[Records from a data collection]
[Begin]

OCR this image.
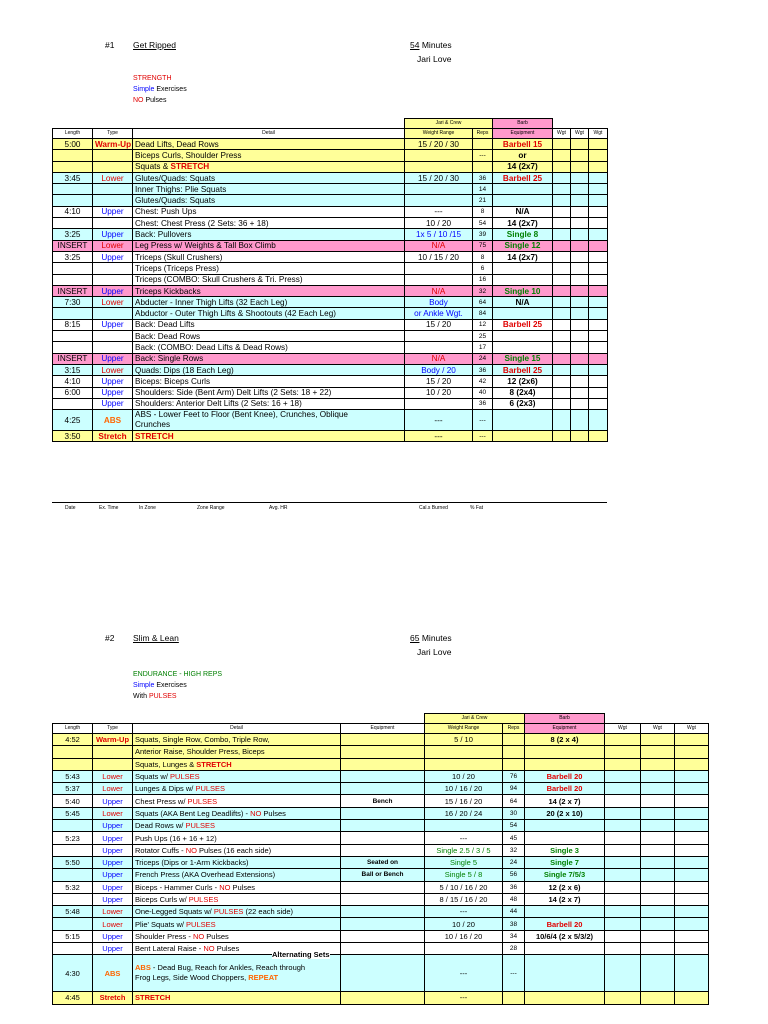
#1 Get Ripped	54 Minutes
Jari Love
STRENGTH
Simple Exercises
NO Pulses
			Jari & Crew		Barb			
Length	Type	Detail	Weight Range	Reps	Equipment	Wgt	Wgt	Wgt
5:00	Warm-Up	Dead Lifts, Dead Rows	15 / 20 / 30		Barbell 15			
		Biceps Curls, Shoulder Press		---	or			
		Squats & STRETCH			14 (2x7)			
3:45	Lower	Glutes/Quads: Squats	15 / 20 / 30	36	Barbell 25			
		Inner Thighs: Plie Squats		14				
		Glutes/Quads: Squats		21				
4:10	Upper	Chest: Push Ups	---	8	N/A			
		Chest: Chest Press (2 Sets: 36 + 18)	10 / 20	54	14 (2x7)			
3:25	Upper	Back: Pullovers	1x 5 / 10 /15	39	Single 8			
INSERT	Lower	Leg Press w/ Weights & Tall Box Climb	N/A	75	Single 12			
3:25	Upper	Triceps (Skull Crushers)	10 / 15 / 20	8	14 (2x7)			
		Triceps (Triceps Press)		6				
		Triceps (COMBO: Skull Crushers & Tri. Press)		16				
INSERT	Upper	Triceps Kickbacks	N/A	32	Single 10			
7:30	Lower	Abducter - Inner Thigh Lifts (32 Each Leg)	Body	64	N/A			
		Abductor - Outer Thigh Lifts & Shootouts (42 Each Leg)	or Ankle Wgt.	84				
8:15	Upper	Back: Dead Lifts	15 / 20	12	Barbell 25			
		Back: Dead Rows		25				
		Back: (COMBO: Dead Lifts & Dead Rows)		17				
INSERT	Upper	Back: Single Rows	N/A	24	Single 15			
3:15	Lower	Quads: Dips (18 Each Leg)	Body / 20	36	Barbell 25			
4:10	Upper	Biceps: Biceps Curls	15 / 20	42	12 (2x6)			
6:00	Upper	Shoulders: Side (Bent Arm) Delt Lifts (2 Sets: 18 + 22)	10 / 20	40	8 (2x4)			
	Upper	Shoulders: Anterior Delt Lifts (2 Sets: 16 + 18)		36	6 (2x3)			
4:25	ABS	ABS - Lower Feet to Floor (Bent Knee), Crunches, Oblique
Crunches	---	---				
3:50	Stretch	STRETCH	---	---				
Date	Ex. Time	In Zone	Zone Range	Avg. HR	Cal.s Burned	% Fat
#2 Slim & Lean	65 Minutes
Jari Love
ENDURANCE - HIGH REPS
Simple Exercises
With PULSES
				Jari & Crew		Barb			
Length	Type	Detail	Equipment	Weight Range	Reps	Equipment	Wgt	Wgt	Wgt
4:52	Warm-Up	Squats, Single Row, Combo, Triple Row,		5 / 10		8 (2 x 4)			
		Anterior Raise, Shoulder Press, Biceps							
		Squats, Lunges & STRETCH							
5:43	Lower	Squats w/ PULSES		10 / 20	76	Barbell 20			
5:37	Lower	Lunges & Dips w/ PULSES		10 / 16 / 20	94	Barbell 20			
5:40	Upper	Chest Press w/ PULSES	Bench	15 / 16 / 20	64	14 (2 x 7)			
5:45	Lower	Squats (AKA Bent Leg Deadlifts) - NO Pulses		16 / 20 / 24	30	20 (2 x 10)			
	Upper	Dead Rows w/ PULSES			54				
5:23	Upper	Push Ups (16 + 16 + 12)		---	45				
	Upper	Rotator Cuffs - NO Pulses (16 each side)		Single 2.5 / 3 / 5	32	Single 3			
5:50	Upper	Triceps (Dips or 1-Arm Kickbacks)	Seated on	Single 5	24	Single 7			
	Upper	French Press (AKA Overhead Extensions)	Ball or Bench	Single 5 / 8	56	Single 7/5/3			
5:32	Upper	Biceps - Hammer Curls - NO Pulses		5 / 10 / 16 / 20	36	12 (2 x 6)			
	Upper	Biceps Curls w/ PULSES		8 / 15 / 16 / 20	48	14 (2 x 7)			
5:48	Lower	One-Legged Squats w/ PULSES (22 each side)		---	44				
	Lower	Plie' Squats w/ PULSES		10 / 20	38	Barbell 20			
5:15	Upper	Shoulder Press - NO Pulses		10 / 16 / 20	34	10/6/4 (2 x 5/3/2)			
	Upper	Bent Lateral Raise - NO Pulses			28				
4:30	ABS	ABS - Dead Bug, Reach for Ankles, Reach through
Frog Legs, Side Wood Choppers, REPEAT		---	---				
4:45	Stretch	STRETCH		---					
Alternating Sets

[End]

**SET EXERCISE:**
Without the pictures, repeat the listing above exactly.

**REPLY TO THE TASK:**
OCR this image.
#1 Get Ripped	54 Minutes
Jari Love
STRENGTH
Simple Exercises
NO Pulses
			Jari & Crew		Barb			
Length	Type	Detail	Weight Range	Reps	Equipment	Wgt	Wgt	Wgt
5:00	Warm-Up	Dead Lifts, Dead Rows	15 / 20 / 30		Barbell 15			
		Biceps Curls, Shoulder Press		---	or			
		Squats & STRETCH			14 (2x7)			
3:45	Lower	Glutes/Quads: Squats	15 / 20 / 30	36	Barbell 25			
		Inner Thighs: Plie Squats		14				
		Glutes/Quads: Squats		21				
4:10	Upper	Chest: Push Ups	---	8	N/A			
		Chest: Chest Press (2 Sets: 36 + 18)	10 / 20	54	14 (2x7)			
3:25	Upper	Back: Pullovers	1x 5 / 10 /15	39	Single 8			
INSERT	Lower	Leg Press w/ Weights & Tall Box Climb	N/A	75	Single 12			
3:25	Upper	Triceps (Skull Crushers)	10 / 15 / 20	8	14 (2x7)			
		Triceps (Triceps Press)		6				
		Triceps (COMBO: Skull Crushers & Tri. Press)		16				
INSERT	Upper	Triceps Kickbacks	N/A	32	Single 10			
7:30	Lower	Abducter - Inner Thigh Lifts (32 Each Leg)	Body	64	N/A			
		Abductor - Outer Thigh Lifts & Shootouts (42 Each Leg)	or Ankle Wgt.	84				
8:15	Upper	Back: Dead Lifts	15 / 20	12	Barbell 25			
		Back: Dead Rows		25				
		Back: (COMBO: Dead Lifts & Dead Rows)		17				
INSERT	Upper	Back: Single Rows	N/A	24	Single 15			
3:15	Lower	Quads: Dips (18 Each Leg)	Body / 20	36	Barbell 25			
4:10	Upper	Biceps: Biceps Curls	15 / 20	42	12 (2x6)			
6:00	Upper	Shoulders: Side (Bent Arm) Delt Lifts (2 Sets: 18 + 22)	10 / 20	40	8 (2x4)			
	Upper	Shoulders: Anterior Delt Lifts (2 Sets: 16 + 18)		36	6 (2x3)			
4:25	ABS	ABS - Lower Feet to Floor (Bent Knee), Crunches, Oblique
Crunches	---	---				
3:50	Stretch	STRETCH	---	---				
Date	Ex. Time	In Zone	Zone Range	Avg. HR	Cal.s Burned	% Fat
#2 Slim & Lean	65 Minutes
Jari Love
ENDURANCE - HIGH REPS
Simple Exercises
With PULSES
				Jari & Crew		Barb			
Length	Type	Detail	Equipment	Weight Range	Reps	Equipment	Wgt	Wgt	Wgt
4:52	Warm-Up	Squats, Single Row, Combo, Triple Row,		5 / 10		8 (2 x 4)			
		Anterior Raise, Shoulder Press, Biceps							
		Squats, Lunges & STRETCH							
5:43	Lower	Squats w/ PULSES		10 / 20	76	Barbell 20			
5:37	Lower	Lunges & Dips w/ PULSES		10 / 16 / 20	94	Barbell 20			
5:40	Upper	Chest Press w/ PULSES	Bench	15 / 16 / 20	64	14 (2 x 7)			
5:45	Lower	Squats (AKA Bent Leg Deadlifts) - NO Pulses		16 / 20 / 24	30	20 (2 x 10)			
	Upper	Dead Rows w/ PULSES			54				
5:23	Upper	Push Ups (16 + 16 + 12)		---	45				
	Upper	Rotator Cuffs - NO Pulses (16 each side)		Single 2.5 / 3 / 5	32	Single 3			
5:50	Upper	Triceps (Dips or 1-Arm Kickbacks)	Seated on	Single 5	24	Single 7			
	Upper	French Press (AKA Overhead Extensions)	Ball or Bench	Single 5 / 8	56	Single 7/5/3			
5:32	Upper	Biceps - Hammer Curls - NO Pulses		5 / 10 / 16 / 20	36	12 (2 x 6)			
	Upper	Biceps Curls w/ PULSES		8 / 15 / 16 / 20	48	14 (2 x 7)			
5:48	Lower	One-Legged Squats w/ PULSES (22 each side)		---	44				
	Lower	Plie' Squats w/ PULSES		10 / 20	38	Barbell 20			
5:15	Upper	Shoulder Press - NO Pulses		10 / 16 / 20	34	10/6/4 (2 x 5/3/2)			
	Upper	Bent Lateral Raise - NO Pulses			28				
4:30	ABS	ABS - Dead Bug, Reach for Ankles, Reach through
Frog Legs, Side Wood Choppers, REPEAT		---	---				
4:45	Stretch	STRETCH		---					
Alternating Sets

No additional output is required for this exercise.